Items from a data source
▼▼▼
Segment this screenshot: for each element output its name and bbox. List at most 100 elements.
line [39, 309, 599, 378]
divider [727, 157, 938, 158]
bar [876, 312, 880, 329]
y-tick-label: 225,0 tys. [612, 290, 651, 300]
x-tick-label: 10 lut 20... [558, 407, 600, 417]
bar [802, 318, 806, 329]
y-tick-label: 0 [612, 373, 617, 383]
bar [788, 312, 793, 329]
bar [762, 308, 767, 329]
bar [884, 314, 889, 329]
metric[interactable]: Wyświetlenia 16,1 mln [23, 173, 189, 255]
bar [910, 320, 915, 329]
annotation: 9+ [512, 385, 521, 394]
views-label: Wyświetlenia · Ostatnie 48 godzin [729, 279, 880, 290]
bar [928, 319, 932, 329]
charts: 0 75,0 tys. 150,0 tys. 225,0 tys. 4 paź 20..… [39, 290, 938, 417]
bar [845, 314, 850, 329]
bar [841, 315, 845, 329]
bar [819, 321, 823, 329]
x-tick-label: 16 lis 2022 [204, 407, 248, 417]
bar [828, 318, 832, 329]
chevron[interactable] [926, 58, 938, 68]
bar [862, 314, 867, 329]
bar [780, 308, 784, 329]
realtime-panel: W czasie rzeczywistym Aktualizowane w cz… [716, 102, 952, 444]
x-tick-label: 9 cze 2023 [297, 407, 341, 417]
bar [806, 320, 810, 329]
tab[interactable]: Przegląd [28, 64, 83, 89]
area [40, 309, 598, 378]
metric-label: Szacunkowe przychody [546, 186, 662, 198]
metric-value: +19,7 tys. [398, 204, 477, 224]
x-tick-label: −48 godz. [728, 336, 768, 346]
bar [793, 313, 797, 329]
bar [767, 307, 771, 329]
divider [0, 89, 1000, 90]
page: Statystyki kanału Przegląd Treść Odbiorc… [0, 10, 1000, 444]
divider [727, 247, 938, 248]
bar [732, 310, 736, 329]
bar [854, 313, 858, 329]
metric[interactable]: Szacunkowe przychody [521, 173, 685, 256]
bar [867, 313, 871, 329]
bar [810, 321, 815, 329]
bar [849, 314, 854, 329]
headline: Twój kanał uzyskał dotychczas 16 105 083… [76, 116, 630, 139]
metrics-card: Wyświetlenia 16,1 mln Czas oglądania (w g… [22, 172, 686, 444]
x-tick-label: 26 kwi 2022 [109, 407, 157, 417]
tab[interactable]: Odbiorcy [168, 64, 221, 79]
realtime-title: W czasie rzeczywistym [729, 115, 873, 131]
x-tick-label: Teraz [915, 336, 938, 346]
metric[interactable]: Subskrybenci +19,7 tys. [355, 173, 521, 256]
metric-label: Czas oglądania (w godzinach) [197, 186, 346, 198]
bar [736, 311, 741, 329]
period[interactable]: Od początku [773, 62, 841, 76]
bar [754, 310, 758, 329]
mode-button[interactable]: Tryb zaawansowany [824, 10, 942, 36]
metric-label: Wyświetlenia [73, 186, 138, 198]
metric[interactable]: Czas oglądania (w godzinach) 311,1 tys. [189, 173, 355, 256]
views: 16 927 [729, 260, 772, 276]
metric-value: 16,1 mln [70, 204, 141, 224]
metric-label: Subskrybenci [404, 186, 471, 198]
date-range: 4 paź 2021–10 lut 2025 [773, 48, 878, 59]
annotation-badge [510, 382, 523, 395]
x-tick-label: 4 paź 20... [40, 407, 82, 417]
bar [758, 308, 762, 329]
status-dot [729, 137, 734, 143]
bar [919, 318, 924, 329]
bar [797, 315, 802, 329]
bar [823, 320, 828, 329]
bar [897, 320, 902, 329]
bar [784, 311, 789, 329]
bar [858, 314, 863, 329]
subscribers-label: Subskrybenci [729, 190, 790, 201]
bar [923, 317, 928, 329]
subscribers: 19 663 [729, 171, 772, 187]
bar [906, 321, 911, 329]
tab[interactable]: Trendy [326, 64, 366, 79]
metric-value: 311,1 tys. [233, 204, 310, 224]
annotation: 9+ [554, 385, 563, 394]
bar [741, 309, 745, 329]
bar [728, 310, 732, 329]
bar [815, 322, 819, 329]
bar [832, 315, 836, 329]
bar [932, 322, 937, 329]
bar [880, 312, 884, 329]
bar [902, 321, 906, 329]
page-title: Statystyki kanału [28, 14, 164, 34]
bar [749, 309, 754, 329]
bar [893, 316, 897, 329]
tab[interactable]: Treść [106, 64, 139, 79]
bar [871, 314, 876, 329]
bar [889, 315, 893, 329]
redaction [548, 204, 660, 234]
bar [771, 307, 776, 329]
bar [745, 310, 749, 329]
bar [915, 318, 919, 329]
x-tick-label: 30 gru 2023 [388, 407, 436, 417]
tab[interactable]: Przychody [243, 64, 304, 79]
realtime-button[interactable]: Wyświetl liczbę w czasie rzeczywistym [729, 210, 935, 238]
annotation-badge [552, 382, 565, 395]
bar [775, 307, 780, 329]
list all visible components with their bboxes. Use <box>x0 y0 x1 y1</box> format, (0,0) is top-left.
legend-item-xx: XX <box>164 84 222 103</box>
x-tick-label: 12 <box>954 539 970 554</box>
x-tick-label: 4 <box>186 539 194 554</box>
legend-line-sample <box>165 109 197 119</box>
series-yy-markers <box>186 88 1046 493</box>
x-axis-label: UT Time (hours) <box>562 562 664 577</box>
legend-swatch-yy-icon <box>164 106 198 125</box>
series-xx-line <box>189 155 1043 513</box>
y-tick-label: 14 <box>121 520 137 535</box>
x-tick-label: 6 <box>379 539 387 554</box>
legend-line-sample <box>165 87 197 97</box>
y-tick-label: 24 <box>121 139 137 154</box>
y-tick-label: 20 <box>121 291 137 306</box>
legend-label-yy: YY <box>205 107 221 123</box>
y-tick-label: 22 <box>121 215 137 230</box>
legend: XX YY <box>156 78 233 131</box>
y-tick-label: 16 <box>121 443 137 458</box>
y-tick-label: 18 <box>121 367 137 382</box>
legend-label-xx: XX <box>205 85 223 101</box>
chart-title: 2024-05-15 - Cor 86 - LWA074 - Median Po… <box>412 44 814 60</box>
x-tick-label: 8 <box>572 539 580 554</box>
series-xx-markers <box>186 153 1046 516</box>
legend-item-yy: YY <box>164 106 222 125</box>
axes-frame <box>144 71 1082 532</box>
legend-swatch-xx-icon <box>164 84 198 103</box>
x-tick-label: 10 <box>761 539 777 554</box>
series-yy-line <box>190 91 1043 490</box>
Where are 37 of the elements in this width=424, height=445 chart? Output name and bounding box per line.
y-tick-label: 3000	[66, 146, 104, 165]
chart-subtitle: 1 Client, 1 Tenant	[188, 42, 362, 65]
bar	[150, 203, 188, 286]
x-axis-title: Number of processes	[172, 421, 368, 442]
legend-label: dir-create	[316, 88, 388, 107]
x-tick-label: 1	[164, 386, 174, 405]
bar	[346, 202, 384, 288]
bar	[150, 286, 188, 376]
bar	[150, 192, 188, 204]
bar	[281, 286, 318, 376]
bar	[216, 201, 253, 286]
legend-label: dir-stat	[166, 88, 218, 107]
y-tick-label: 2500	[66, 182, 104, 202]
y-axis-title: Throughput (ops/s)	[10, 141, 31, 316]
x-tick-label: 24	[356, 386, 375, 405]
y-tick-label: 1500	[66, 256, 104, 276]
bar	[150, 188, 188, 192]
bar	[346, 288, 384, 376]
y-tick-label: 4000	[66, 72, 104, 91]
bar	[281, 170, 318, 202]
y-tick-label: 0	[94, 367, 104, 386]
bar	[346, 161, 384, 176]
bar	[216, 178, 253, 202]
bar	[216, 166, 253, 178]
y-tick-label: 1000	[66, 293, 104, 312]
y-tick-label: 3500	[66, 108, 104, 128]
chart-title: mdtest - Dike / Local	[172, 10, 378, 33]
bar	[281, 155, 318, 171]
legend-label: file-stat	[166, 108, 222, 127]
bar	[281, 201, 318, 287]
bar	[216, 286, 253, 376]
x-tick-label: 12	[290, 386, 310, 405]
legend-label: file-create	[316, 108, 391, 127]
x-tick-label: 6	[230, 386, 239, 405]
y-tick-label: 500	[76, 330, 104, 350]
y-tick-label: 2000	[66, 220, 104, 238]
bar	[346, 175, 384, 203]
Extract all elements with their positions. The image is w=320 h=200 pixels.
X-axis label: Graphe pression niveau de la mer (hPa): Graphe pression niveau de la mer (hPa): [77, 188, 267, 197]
▲▲▲
# Task objective
Copy out the records unchanged, from their first line through the line holding "bar [762, 308, 767, 329]", inclusive.

# Solved problem
Segment this screenshot: for each element output its name and bbox. List at most 100 elements.
line [39, 309, 599, 378]
divider [727, 157, 938, 158]
bar [876, 312, 880, 329]
y-tick-label: 225,0 tys. [612, 290, 651, 300]
x-tick-label: 10 lut 20... [558, 407, 600, 417]
bar [802, 318, 806, 329]
y-tick-label: 0 [612, 373, 617, 383]
bar [788, 312, 793, 329]
bar [762, 308, 767, 329]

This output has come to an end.